** Exercise goal **
Return all lines that include the string "della".

** Available records **
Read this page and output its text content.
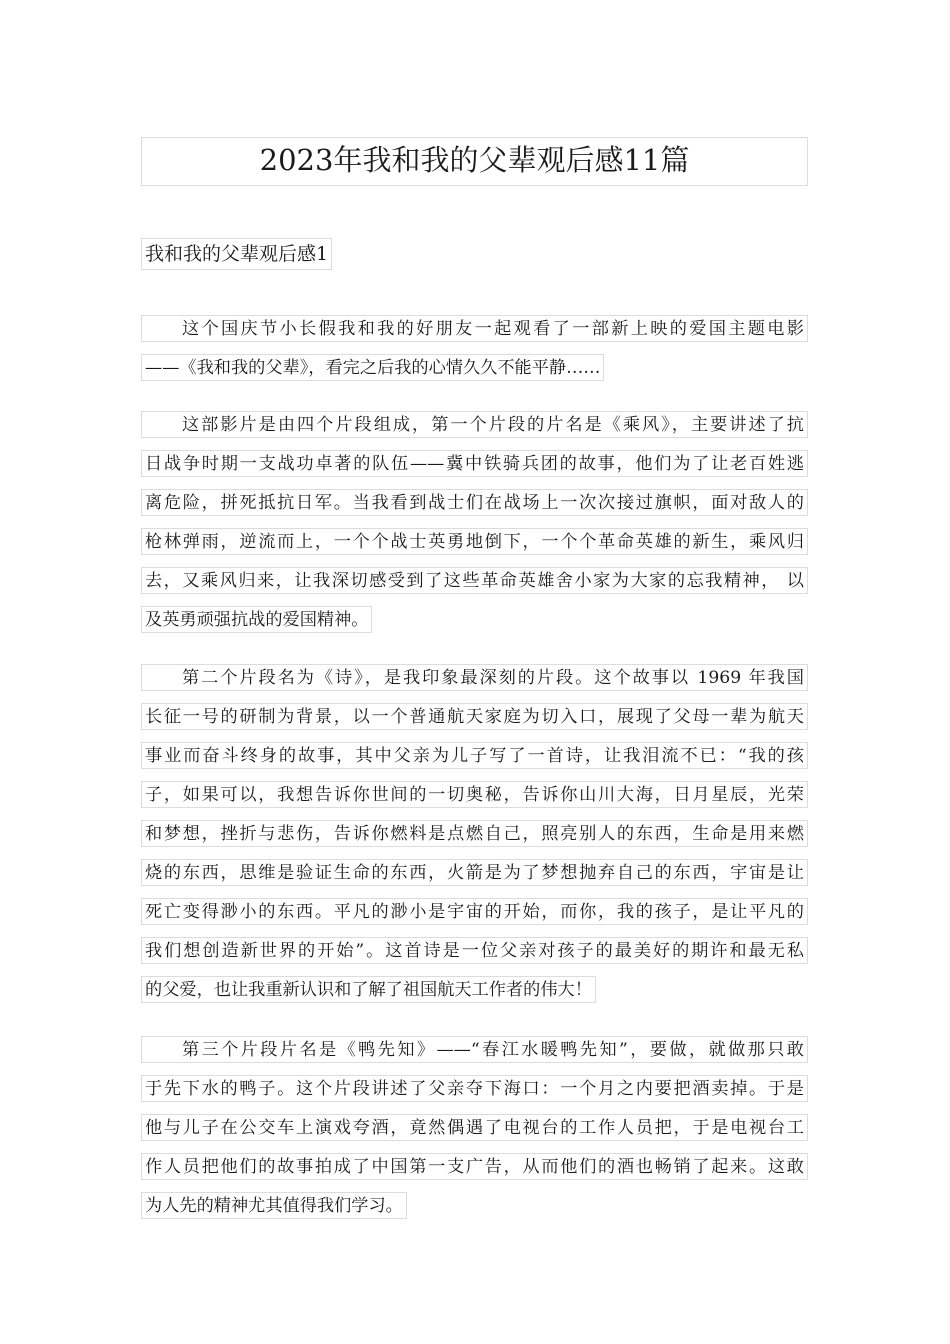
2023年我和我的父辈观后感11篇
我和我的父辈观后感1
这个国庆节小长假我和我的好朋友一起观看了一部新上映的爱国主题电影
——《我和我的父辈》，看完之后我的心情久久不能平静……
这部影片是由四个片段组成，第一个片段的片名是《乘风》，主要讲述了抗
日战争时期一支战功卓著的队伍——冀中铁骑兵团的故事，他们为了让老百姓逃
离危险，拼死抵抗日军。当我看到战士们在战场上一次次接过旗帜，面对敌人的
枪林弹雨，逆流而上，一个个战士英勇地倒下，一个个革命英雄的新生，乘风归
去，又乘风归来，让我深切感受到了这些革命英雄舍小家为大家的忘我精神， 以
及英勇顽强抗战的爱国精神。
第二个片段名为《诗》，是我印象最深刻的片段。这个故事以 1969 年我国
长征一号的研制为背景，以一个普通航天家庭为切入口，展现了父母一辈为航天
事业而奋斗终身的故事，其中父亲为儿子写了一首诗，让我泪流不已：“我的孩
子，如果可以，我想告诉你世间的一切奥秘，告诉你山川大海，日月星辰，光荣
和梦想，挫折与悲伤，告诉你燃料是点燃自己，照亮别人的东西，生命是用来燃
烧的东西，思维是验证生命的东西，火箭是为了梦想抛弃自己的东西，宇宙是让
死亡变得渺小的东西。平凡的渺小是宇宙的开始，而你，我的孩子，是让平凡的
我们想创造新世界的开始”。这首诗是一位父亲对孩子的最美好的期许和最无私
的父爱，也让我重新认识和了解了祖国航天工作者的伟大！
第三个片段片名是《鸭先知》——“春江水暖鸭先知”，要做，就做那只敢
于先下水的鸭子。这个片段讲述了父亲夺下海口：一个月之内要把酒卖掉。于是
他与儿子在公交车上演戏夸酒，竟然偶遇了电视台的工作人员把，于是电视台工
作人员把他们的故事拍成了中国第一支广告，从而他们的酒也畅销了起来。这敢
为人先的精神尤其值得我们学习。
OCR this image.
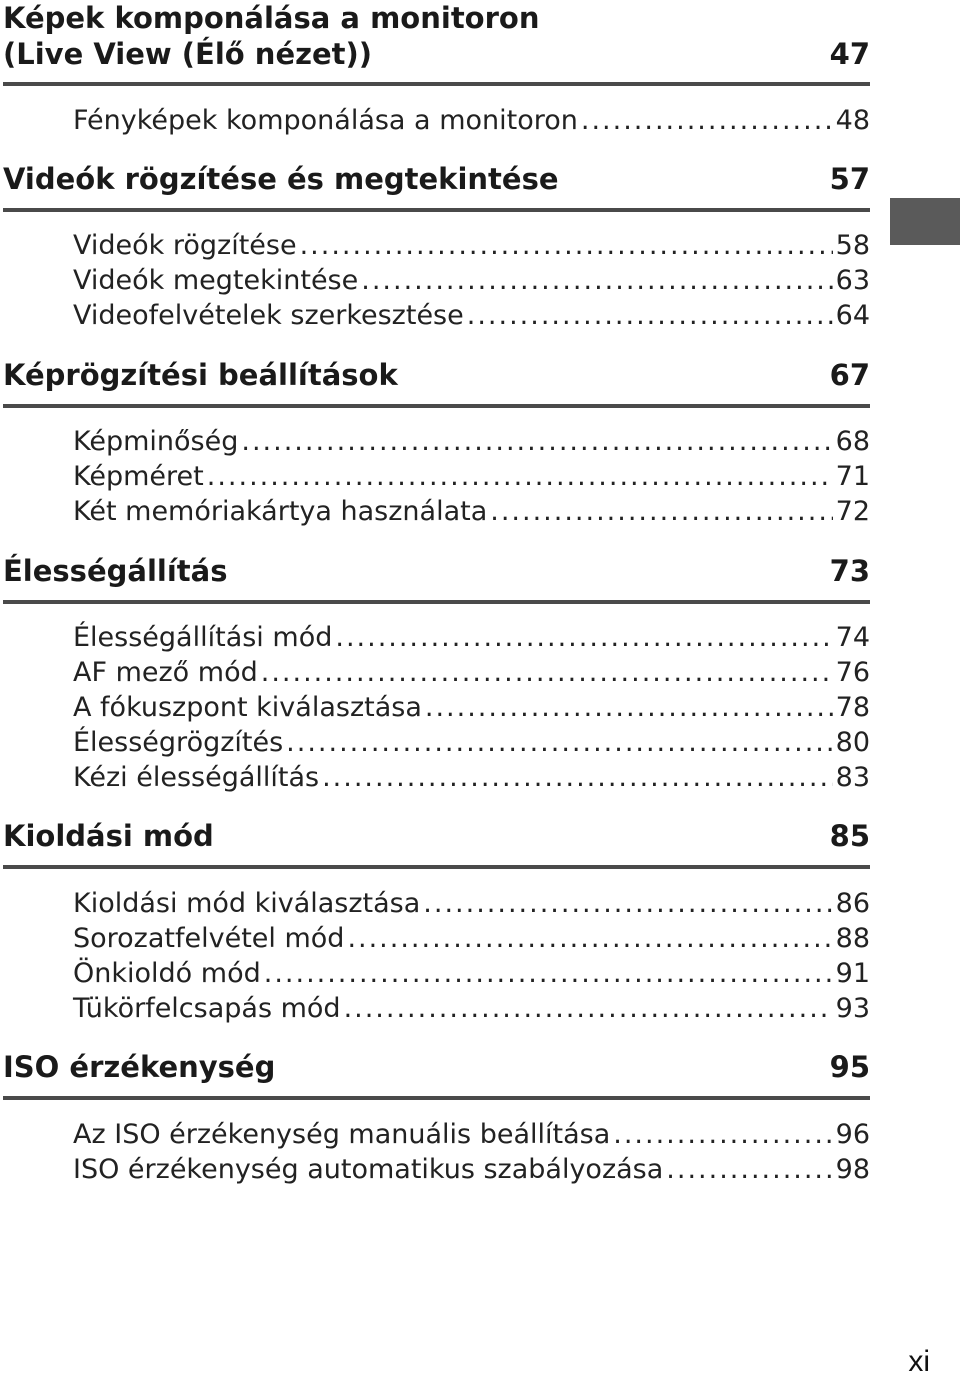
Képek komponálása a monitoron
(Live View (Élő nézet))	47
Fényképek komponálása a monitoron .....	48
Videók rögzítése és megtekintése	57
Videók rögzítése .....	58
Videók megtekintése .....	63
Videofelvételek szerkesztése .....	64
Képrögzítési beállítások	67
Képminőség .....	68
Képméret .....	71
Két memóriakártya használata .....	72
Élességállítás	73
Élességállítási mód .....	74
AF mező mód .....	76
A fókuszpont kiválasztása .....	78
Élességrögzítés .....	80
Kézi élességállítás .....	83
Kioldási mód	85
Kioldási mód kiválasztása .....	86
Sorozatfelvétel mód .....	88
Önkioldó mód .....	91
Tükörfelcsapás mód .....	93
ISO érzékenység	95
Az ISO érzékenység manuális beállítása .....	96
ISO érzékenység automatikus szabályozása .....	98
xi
---
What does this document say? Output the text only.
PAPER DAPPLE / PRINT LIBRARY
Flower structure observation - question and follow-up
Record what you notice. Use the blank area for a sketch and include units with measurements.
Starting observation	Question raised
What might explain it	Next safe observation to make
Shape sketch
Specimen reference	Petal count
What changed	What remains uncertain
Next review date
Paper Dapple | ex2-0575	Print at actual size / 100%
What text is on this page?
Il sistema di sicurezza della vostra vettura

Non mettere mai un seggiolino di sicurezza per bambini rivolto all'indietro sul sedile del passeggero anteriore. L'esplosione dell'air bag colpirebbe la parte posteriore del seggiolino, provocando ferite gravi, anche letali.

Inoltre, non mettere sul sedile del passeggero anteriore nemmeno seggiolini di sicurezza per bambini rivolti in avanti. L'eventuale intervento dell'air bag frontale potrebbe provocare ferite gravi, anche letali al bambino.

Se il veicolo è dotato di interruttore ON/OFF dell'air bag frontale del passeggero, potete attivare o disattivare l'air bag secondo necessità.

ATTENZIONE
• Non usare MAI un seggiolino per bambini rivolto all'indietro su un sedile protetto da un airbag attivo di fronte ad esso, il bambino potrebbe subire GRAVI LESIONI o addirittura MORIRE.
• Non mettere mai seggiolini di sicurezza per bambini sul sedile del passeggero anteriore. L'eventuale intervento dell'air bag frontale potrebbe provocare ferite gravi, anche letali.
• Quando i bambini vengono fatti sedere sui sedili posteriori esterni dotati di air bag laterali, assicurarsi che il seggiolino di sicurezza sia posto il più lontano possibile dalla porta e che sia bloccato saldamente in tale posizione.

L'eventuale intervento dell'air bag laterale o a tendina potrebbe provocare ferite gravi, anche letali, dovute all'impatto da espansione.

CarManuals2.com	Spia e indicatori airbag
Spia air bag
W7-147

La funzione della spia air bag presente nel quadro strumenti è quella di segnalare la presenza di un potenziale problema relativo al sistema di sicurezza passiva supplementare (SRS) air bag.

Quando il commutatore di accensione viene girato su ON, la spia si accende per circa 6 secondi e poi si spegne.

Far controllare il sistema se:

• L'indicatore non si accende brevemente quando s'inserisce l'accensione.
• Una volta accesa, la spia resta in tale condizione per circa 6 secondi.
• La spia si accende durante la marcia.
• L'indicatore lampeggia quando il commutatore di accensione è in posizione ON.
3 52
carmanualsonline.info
---
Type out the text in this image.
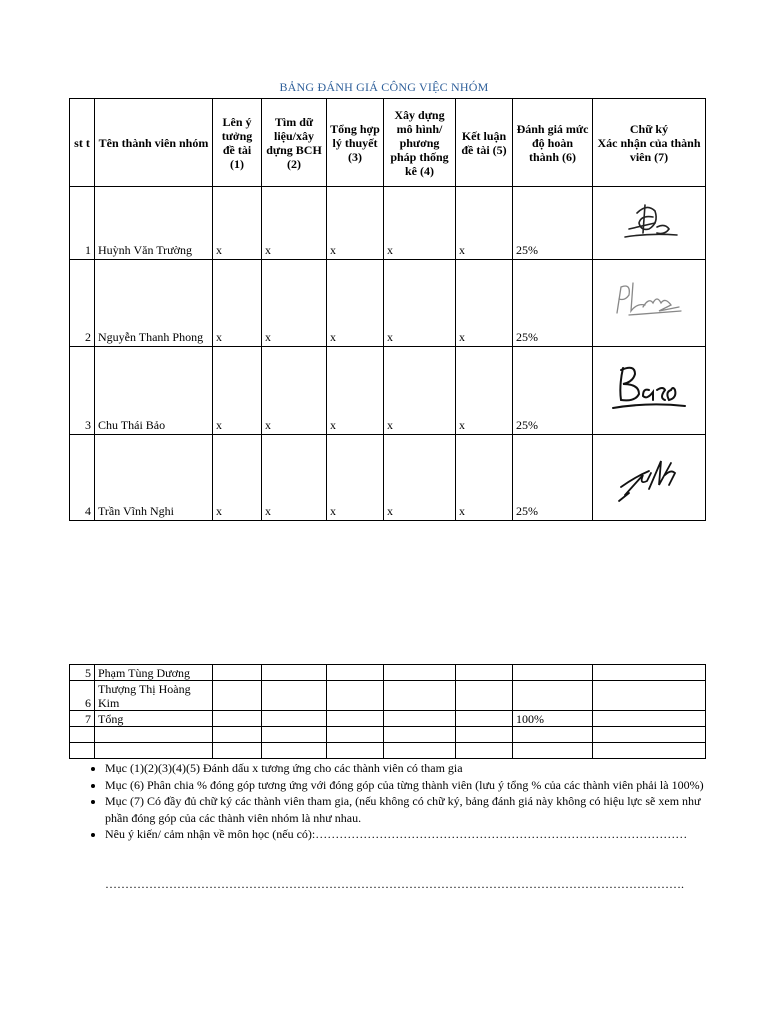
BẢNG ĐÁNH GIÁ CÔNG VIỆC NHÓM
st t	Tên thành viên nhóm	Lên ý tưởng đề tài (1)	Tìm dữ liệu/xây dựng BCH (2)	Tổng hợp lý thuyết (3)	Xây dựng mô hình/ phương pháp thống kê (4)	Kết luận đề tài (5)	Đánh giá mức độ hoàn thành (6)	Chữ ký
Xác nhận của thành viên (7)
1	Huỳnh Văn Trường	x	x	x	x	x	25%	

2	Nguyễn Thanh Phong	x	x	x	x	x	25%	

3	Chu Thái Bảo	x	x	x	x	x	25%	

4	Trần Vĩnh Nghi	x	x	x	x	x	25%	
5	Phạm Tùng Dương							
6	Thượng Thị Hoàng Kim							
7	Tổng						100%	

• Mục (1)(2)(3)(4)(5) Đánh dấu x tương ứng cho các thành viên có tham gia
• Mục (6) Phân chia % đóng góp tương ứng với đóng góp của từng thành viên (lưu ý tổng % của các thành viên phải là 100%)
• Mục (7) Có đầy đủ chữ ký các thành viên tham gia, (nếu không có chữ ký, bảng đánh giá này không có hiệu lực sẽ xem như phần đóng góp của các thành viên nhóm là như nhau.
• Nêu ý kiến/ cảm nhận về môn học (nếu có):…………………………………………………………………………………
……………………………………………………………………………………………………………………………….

** Correct output **
Il sistema di sicurezza della vostra vettura
La funzione della spia air bag presente nel quadro strumenti è quella di segnalare la presenza di un potenziale problema relativo al sistema di sicurezza passiva supplementare (SRS) air bag.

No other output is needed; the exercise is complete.